REQUIREMENTS> Write out the entries verbatim and leave the images out of the copy.

PROVIDED RECORDS>
———

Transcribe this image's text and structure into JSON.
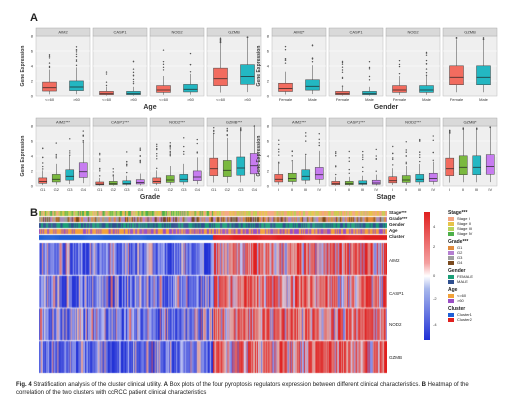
{
  "panel_a": {
    "letter": "A",
    "age_row": {
      "xtitle": "Age",
      "ylabel": "Gene Expression",
      "facets": [
        "AIM2",
        "CASP1",
        "NOD2",
        "GZMB"
      ],
      "categories": [
        "<=60",
        ">60"
      ],
      "yticks": [
        "0",
        "2",
        "4",
        "6",
        "8"
      ]
    },
    "gender_row": {
      "xtitle": "Gender",
      "ylabel": "Gene Expression",
      "facets": [
        "AIM2*",
        "CASP1",
        "NOD2",
        "GZMB"
      ],
      "categories": [
        "Female",
        "Male"
      ],
      "yticks": [
        "0",
        "2",
        "4",
        "6",
        "8"
      ]
    },
    "grade_row": {
      "xtitle": "Grade",
      "ylabel": "Gene Expression",
      "facets": [
        "AIM2***",
        "CASP1***",
        "NOD2***",
        "GZMB***"
      ],
      "categories": [
        "G1",
        "G2",
        "G3",
        "G4"
      ],
      "yticks": [
        "0",
        "2",
        "4",
        "6",
        "8"
      ]
    },
    "stage_row": {
      "xtitle": "Stage",
      "ylabel": "Gene Expression",
      "facets": [
        "AIM2***",
        "CASP1***",
        "NOD2***",
        "GZMB*"
      ],
      "categories": [
        "I",
        "II",
        "III",
        "IV"
      ],
      "yticks": [
        "0",
        "2",
        "4",
        "6",
        "8"
      ]
    }
  },
  "panel_b": {
    "letter": "B",
    "annotation_labels": [
      "Stage***",
      "Grade***",
      "Gender",
      "Age",
      "Cluster"
    ],
    "gene_labels": [
      "AIM2",
      "CASP1",
      "NOD2",
      "GZMB"
    ],
    "color_scale_ticks": [
      "4",
      "2",
      "0",
      "-2",
      "-4"
    ],
    "legends": [
      {
        "title": "Stage***",
        "items": [
          {
            "label": "Stage I",
            "color": "#f4a582"
          },
          {
            "label": "Stage II",
            "color": "#e6c34a"
          },
          {
            "label": "Stage III",
            "color": "#b8d35b"
          },
          {
            "label": "Stage IV",
            "color": "#4daf4a"
          }
        ]
      },
      {
        "title": "Grade***",
        "items": [
          {
            "label": "G1",
            "color": "#e08a3c"
          },
          {
            "label": "G2",
            "color": "#b57fd1"
          },
          {
            "label": "G3",
            "color": "#9e9e9e"
          },
          {
            "label": "G4",
            "color": "#7a4a1f"
          }
        ]
      },
      {
        "title": "Gender",
        "items": [
          {
            "label": "FEMALE",
            "color": "#1b9e77"
          },
          {
            "label": "MALE",
            "color": "#2f4f8f"
          }
        ]
      },
      {
        "title": "Age",
        "items": [
          {
            "label": "<=60",
            "color": "#f2a23a"
          },
          {
            "label": ">60",
            "color": "#9b4fc4"
          }
        ]
      },
      {
        "title": "Cluster",
        "items": [
          {
            "label": "Cluster1",
            "color": "#1f5fd6"
          },
          {
            "label": "Cluster2",
            "color": "#e0201f"
          }
        ]
      }
    ]
  },
  "caption": {
    "fig": "Fig. 4",
    "text_1": " Stratification analysis of the cluster clinical utility. ",
    "a_label": "A",
    "text_2": " Box plots of the four pyroptosis regulators expression between different clinical characteristics. ",
    "b_label": "B",
    "text_3": " Heatmap of the correlation of the two clusters with ccRCC patient clinical characteristics"
  },
  "colors": {
    "age_box": [
      "#f26c5f",
      "#23b7c2"
    ],
    "grade_box": [
      "#f26c5f",
      "#7ab93f",
      "#23b7c2",
      "#c77cf0"
    ],
    "cluster1": "#1f5fd6",
    "cluster2": "#e0201f"
  }
}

———

RESULT FOR THIS EXERCISE>
Transcribe this image's text and structure into JSON.
{
  "panel_a": {
    "letter": "A",
    "age_row": {
      "xtitle": "Age",
      "ylabel": "Gene Expression",
      "facets": [
        "AIM2",
        "CASP1",
        "NOD2",
        "GZMB"
      ],
      "categories": [
        "<=60",
        ">60"
      ],
      "yticks": [
        "0",
        "2",
        "4",
        "6",
        "8"
      ]
    },
    "gender_row": {
      "xtitle": "Gender",
      "ylabel": "Gene Expression",
      "facets": [
        "AIM2*",
        "CASP1",
        "NOD2",
        "GZMB"
      ],
      "categories": [
        "Female",
        "Male"
      ],
      "yticks": [
        "0",
        "2",
        "4",
        "6",
        "8"
      ]
    },
    "grade_row": {
      "xtitle": "Grade",
      "ylabel": "Gene Expression",
      "facets": [
        "AIM2***",
        "CASP1***",
        "NOD2***",
        "GZMB***"
      ],
      "categories": [
        "G1",
        "G2",
        "G3",
        "G4"
      ],
      "yticks": [
        "0",
        "2",
        "4",
        "6",
        "8"
      ]
    },
    "stage_row": {
      "xtitle": "Stage",
      "ylabel": "Gene Expression",
      "facets": [
        "AIM2***",
        "CASP1***",
        "NOD2***",
        "GZMB*"
      ],
      "categories": [
        "I",
        "II",
        "III",
        "IV"
      ],
      "yticks": [
        "0",
        "2",
        "4",
        "6",
        "8"
      ]
    }
  },
  "panel_b": {
    "letter": "B",
    "annotation_labels": [
      "Stage***",
      "Grade***",
      "Gender",
      "Age",
      "Cluster"
    ],
    "gene_labels": [
      "AIM2",
      "CASP1",
      "NOD2",
      "GZMB"
    ],
    "color_scale_ticks": [
      "4",
      "2",
      "0",
      "-2",
      "-4"
    ],
    "legends": [
      {
        "title": "Stage***",
        "items": [
          {
            "label": "Stage I",
            "color": "#f4a582"
          },
          {
            "label": "Stage II",
            "color": "#e6c34a"
          },
          {
            "label": "Stage III",
            "color": "#b8d35b"
          },
          {
            "label": "Stage IV",
            "color": "#4daf4a"
          }
        ]
      },
      {
        "title": "Grade***",
        "items": [
          {
            "label": "G1",
            "color": "#e08a3c"
          },
          {
            "label": "G2",
            "color": "#b57fd1"
          },
          {
            "label": "G3",
            "color": "#9e9e9e"
          },
          {
            "label": "G4",
            "color": "#7a4a1f"
          }
        ]
      },
      {
        "title": "Gender",
        "items": [
          {
            "label": "FEMALE",
            "color": "#1b9e77"
          },
          {
            "label": "MALE",
            "color": "#2f4f8f"
          }
        ]
      },
      {
        "title": "Age",
        "items": [
          {
            "label": "<=60",
            "color": "#f2a23a"
          },
          {
            "label": ">60",
            "color": "#9b4fc4"
          }
        ]
      },
      {
        "title": "Cluster",
        "items": [
          {
            "label": "Cluster1",
            "color": "#1f5fd6"
          },
          {
            "label": "Cluster2",
            "color": "#e0201f"
          }
        ]
      }
    ]
  },
  "caption": {
    "fig": "Fig. 4",
    "text_1": " Stratification analysis of the cluster clinical utility. ",
    "a_label": "A",
    "text_2": " Box plots of the four pyroptosis regulators expression between different clinical characteristics. ",
    "b_label": "B",
    "text_3": " Heatmap of the correlation of the two clusters with ccRCC patient clinical characteristics"
  },
  "colors": {
    "age_box": [
      "#f26c5f",
      "#23b7c2"
    ],
    "grade_box": [
      "#f26c5f",
      "#7ab93f",
      "#23b7c2",
      "#c77cf0"
    ],
    "cluster1": "#1f5fd6",
    "cluster2": "#e0201f"
  }
}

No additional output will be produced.